Tally the lines that include "Total". Output the number only.

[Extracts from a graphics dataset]
____

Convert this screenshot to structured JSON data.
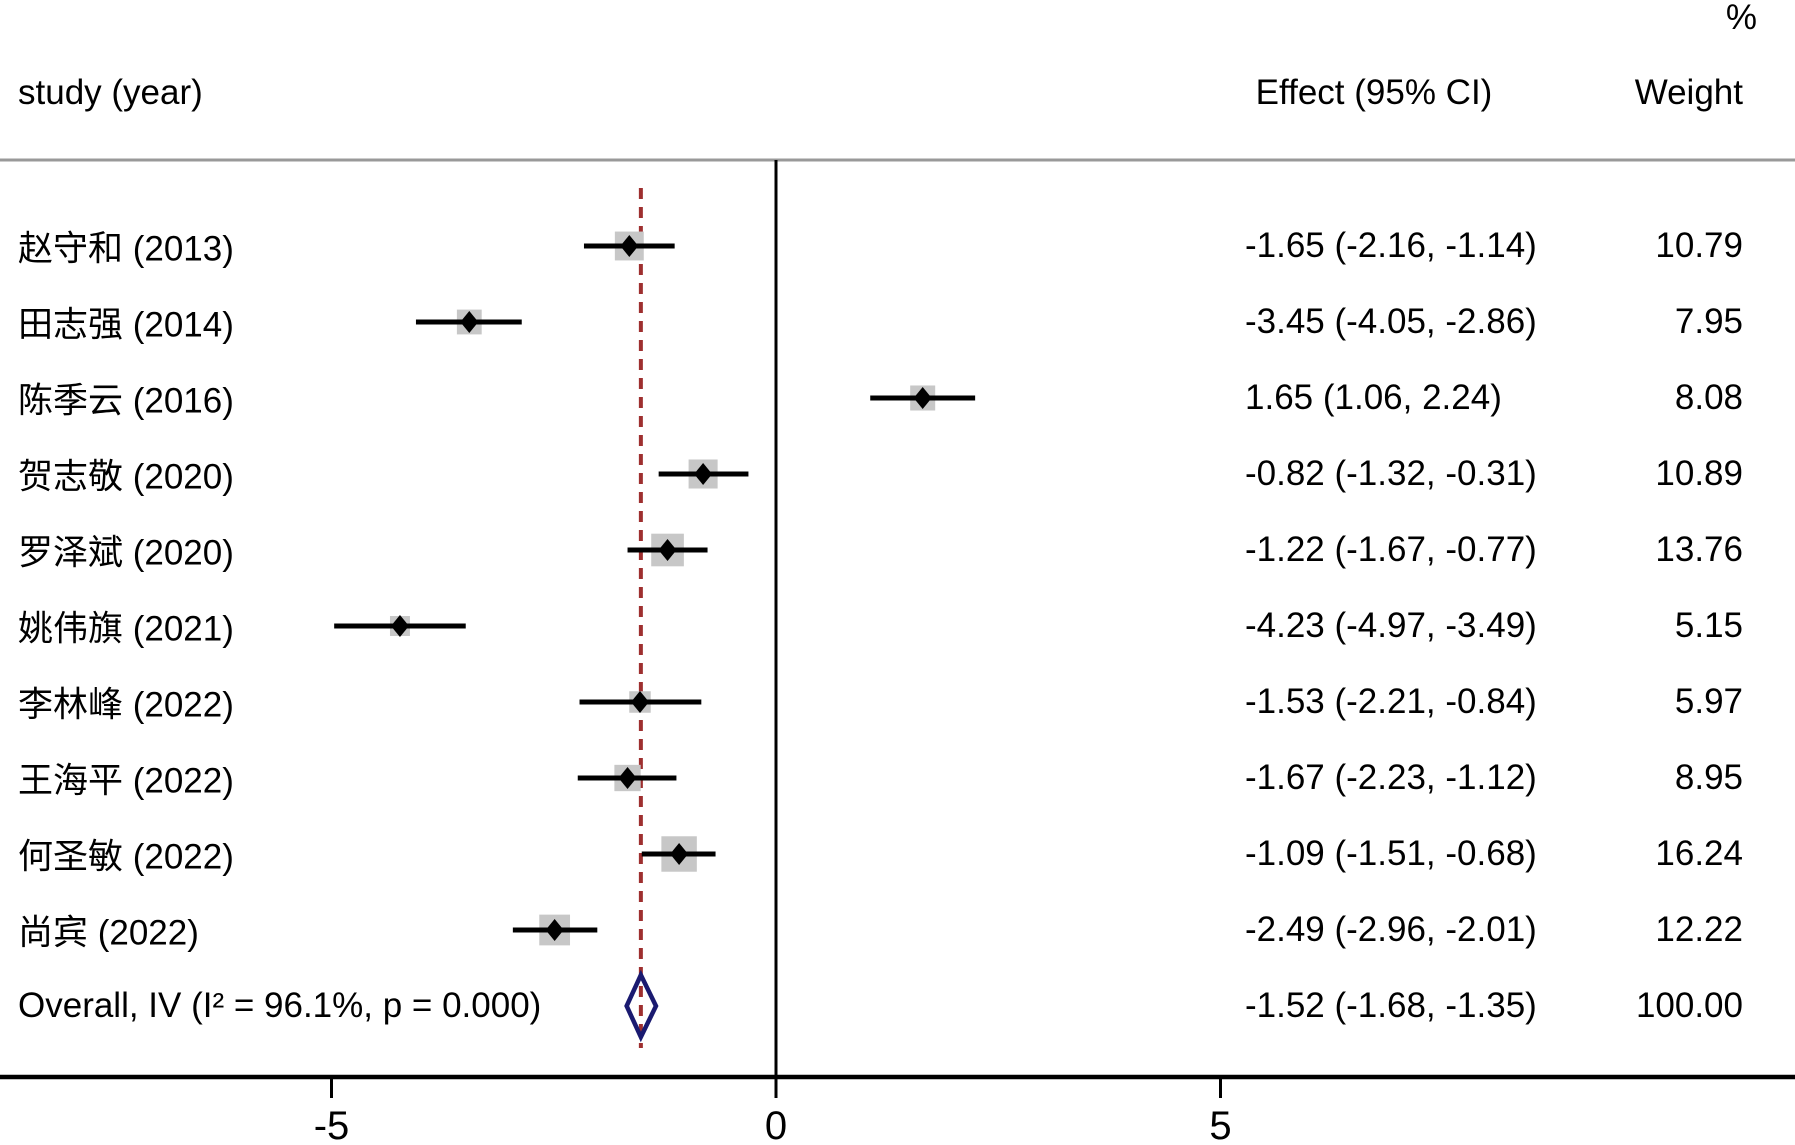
{
  "header": {
    "percent": "%",
    "study_col": "study (year)",
    "effect_col": "Effect (95% CI)",
    "weight_col": "Weight"
  },
  "chart_data": {
    "type": "forest",
    "title": "",
    "xlabel": "",
    "x_axis": {
      "ticks": [
        -5,
        0,
        5
      ],
      "tick_labels": [
        "-5",
        "0",
        "5"
      ],
      "zero_line": 0
    },
    "studies": [
      {
        "label": "赵守和 (2013)",
        "effect": -1.65,
        "ci_low": -2.16,
        "ci_high": -1.14,
        "effect_text": "-1.65 (-2.16, -1.14)",
        "weight": 10.79,
        "weight_text": "10.79"
      },
      {
        "label": "田志强 (2014)",
        "effect": -3.45,
        "ci_low": -4.05,
        "ci_high": -2.86,
        "effect_text": "-3.45 (-4.05, -2.86)",
        "weight": 7.95,
        "weight_text": "7.95"
      },
      {
        "label": "陈季云 (2016)",
        "effect": 1.65,
        "ci_low": 1.06,
        "ci_high": 2.24,
        "effect_text": "1.65 (1.06, 2.24)",
        "weight": 8.08,
        "weight_text": "8.08"
      },
      {
        "label": "贺志敬 (2020)",
        "effect": -0.82,
        "ci_low": -1.32,
        "ci_high": -0.31,
        "effect_text": "-0.82 (-1.32, -0.31)",
        "weight": 10.89,
        "weight_text": "10.89"
      },
      {
        "label": "罗泽斌 (2020)",
        "effect": -1.22,
        "ci_low": -1.67,
        "ci_high": -0.77,
        "effect_text": "-1.22 (-1.67, -0.77)",
        "weight": 13.76,
        "weight_text": "13.76"
      },
      {
        "label": "姚伟旗 (2021)",
        "effect": -4.23,
        "ci_low": -4.97,
        "ci_high": -3.49,
        "effect_text": "-4.23 (-4.97, -3.49)",
        "weight": 5.15,
        "weight_text": "5.15"
      },
      {
        "label": "李林峰 (2022)",
        "effect": -1.53,
        "ci_low": -2.21,
        "ci_high": -0.84,
        "effect_text": "-1.53 (-2.21, -0.84)",
        "weight": 5.97,
        "weight_text": "5.97"
      },
      {
        "label": "王海平 (2022)",
        "effect": -1.67,
        "ci_low": -2.23,
        "ci_high": -1.12,
        "effect_text": "-1.67 (-2.23, -1.12)",
        "weight": 8.95,
        "weight_text": "8.95"
      },
      {
        "label": "何圣敏 (2022)",
        "effect": -1.09,
        "ci_low": -1.51,
        "ci_high": -0.68,
        "effect_text": "-1.09 (-1.51, -0.68)",
        "weight": 16.24,
        "weight_text": "16.24"
      },
      {
        "label": "尚宾 (2022)",
        "effect": -2.49,
        "ci_low": -2.96,
        "ci_high": -2.01,
        "effect_text": "-2.49 (-2.96, -2.01)",
        "weight": 12.22,
        "weight_text": "12.22"
      }
    ],
    "overall": {
      "label": "Overall, IV (I² = 96.1%, p = 0.000)",
      "effect": -1.52,
      "ci_low": -1.68,
      "ci_high": -1.35,
      "effect_text": "-1.52 (-1.68, -1.35)",
      "weight_text": "100.00"
    }
  },
  "colors": {
    "ci_line": "#000000",
    "weight_box": "#c7c7c7",
    "point_marker": "#000000",
    "overall_diamond": "#1a1a70",
    "dashed_line": "#9e2f2f",
    "header_rule": "#999999",
    "axis": "#000000",
    "text": "#000000"
  }
}
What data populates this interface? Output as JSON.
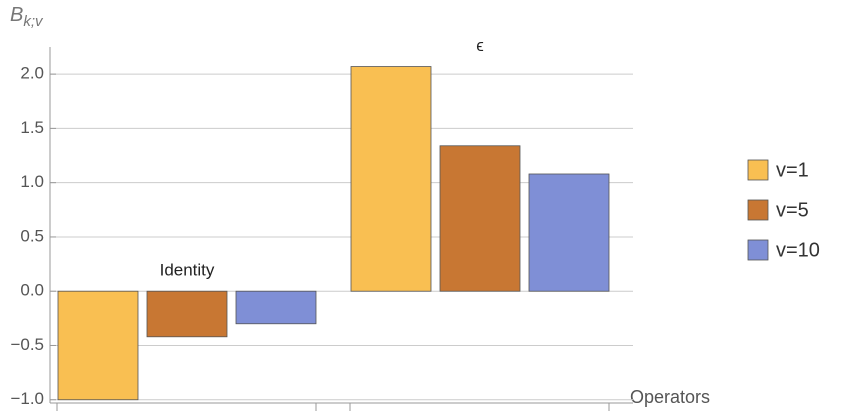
{
  "chart_data": {
    "type": "bar",
    "ylabel": "B",
    "ylabel_sub": "k;v",
    "xlabel": "Operators",
    "categories": [
      "Identity",
      "ϵ"
    ],
    "series": [
      {
        "name": "v=1",
        "color": "#f9bf52",
        "values": [
          -1.0,
          2.07
        ]
      },
      {
        "name": "v=5",
        "color": "#c87733",
        "values": [
          -0.42,
          1.34
        ]
      },
      {
        "name": "v=10",
        "color": "#7f8fd6",
        "values": [
          -0.3,
          1.08
        ]
      }
    ],
    "ylim": [
      -1.03,
      2.25
    ],
    "yticks": [
      {
        "value": -1.0,
        "label": "−1.0"
      },
      {
        "value": -0.5,
        "label": "−0.5"
      },
      {
        "value": 0,
        "label": "0.0"
      },
      {
        "value": 0.5,
        "label": "0.5"
      },
      {
        "value": 1.0,
        "label": "1.0"
      },
      {
        "value": 1.5,
        "label": "1.5"
      },
      {
        "value": 2.0,
        "label": "2.0"
      }
    ],
    "grid": true
  }
}
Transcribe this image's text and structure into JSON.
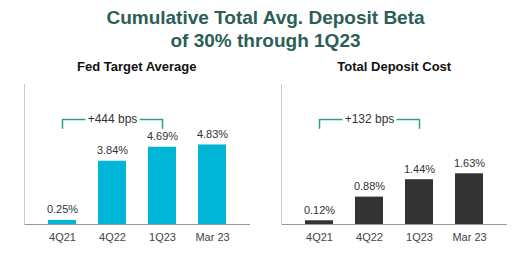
{
  "title": "Cumulative Total Avg. Deposit Beta\nof 30% through 1Q23",
  "chart_data": [
    {
      "type": "bar",
      "title": "Fed Target Average",
      "categories": [
        "4Q21",
        "4Q22",
        "1Q23",
        "Mar 23"
      ],
      "values": [
        0.25,
        3.84,
        4.69,
        4.83
      ],
      "value_labels": [
        "0.25%",
        "3.84%",
        "4.69%",
        "4.83%"
      ],
      "color": "#00b5d6",
      "ylim": [
        0,
        8.5
      ],
      "data_labels": true,
      "tick_labels": "x",
      "annotation": {
        "text": "+444 bps",
        "from": "4Q21",
        "to": "1Q23"
      }
    },
    {
      "type": "bar",
      "title": "Total Deposit Cost",
      "categories": [
        "4Q21",
        "4Q22",
        "1Q23",
        "Mar 23"
      ],
      "values": [
        0.12,
        0.88,
        1.44,
        1.63
      ],
      "value_labels": [
        "0.12%",
        "0.88%",
        "1.44%",
        "1.63%"
      ],
      "color": "#333333",
      "ylim": [
        0,
        4.5
      ],
      "data_labels": true,
      "tick_labels": "x",
      "annotation": {
        "text": "+132 bps",
        "from": "4Q21",
        "to": "1Q23"
      }
    }
  ]
}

____

■ **FINISHED TASK**: 2